* Start *
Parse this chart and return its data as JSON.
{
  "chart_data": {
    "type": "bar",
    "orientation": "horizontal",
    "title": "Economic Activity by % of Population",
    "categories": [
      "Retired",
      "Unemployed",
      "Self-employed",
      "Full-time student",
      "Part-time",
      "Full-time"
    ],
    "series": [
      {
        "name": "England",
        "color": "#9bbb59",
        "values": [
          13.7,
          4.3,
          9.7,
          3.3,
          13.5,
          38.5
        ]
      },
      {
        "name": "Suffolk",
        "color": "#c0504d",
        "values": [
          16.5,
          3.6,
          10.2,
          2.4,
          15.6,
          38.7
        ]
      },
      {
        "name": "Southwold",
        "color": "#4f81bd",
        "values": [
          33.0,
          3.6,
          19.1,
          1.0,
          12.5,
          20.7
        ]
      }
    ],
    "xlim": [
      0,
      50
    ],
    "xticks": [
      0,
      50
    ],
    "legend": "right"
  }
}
* End *
[JOB] Filter the records down to the lines that contain the string "name", and copy those lines.

[EXERCISE ANSWER]
        "name": "England",
        "name": "Suffolk",
        "name": "Southwold",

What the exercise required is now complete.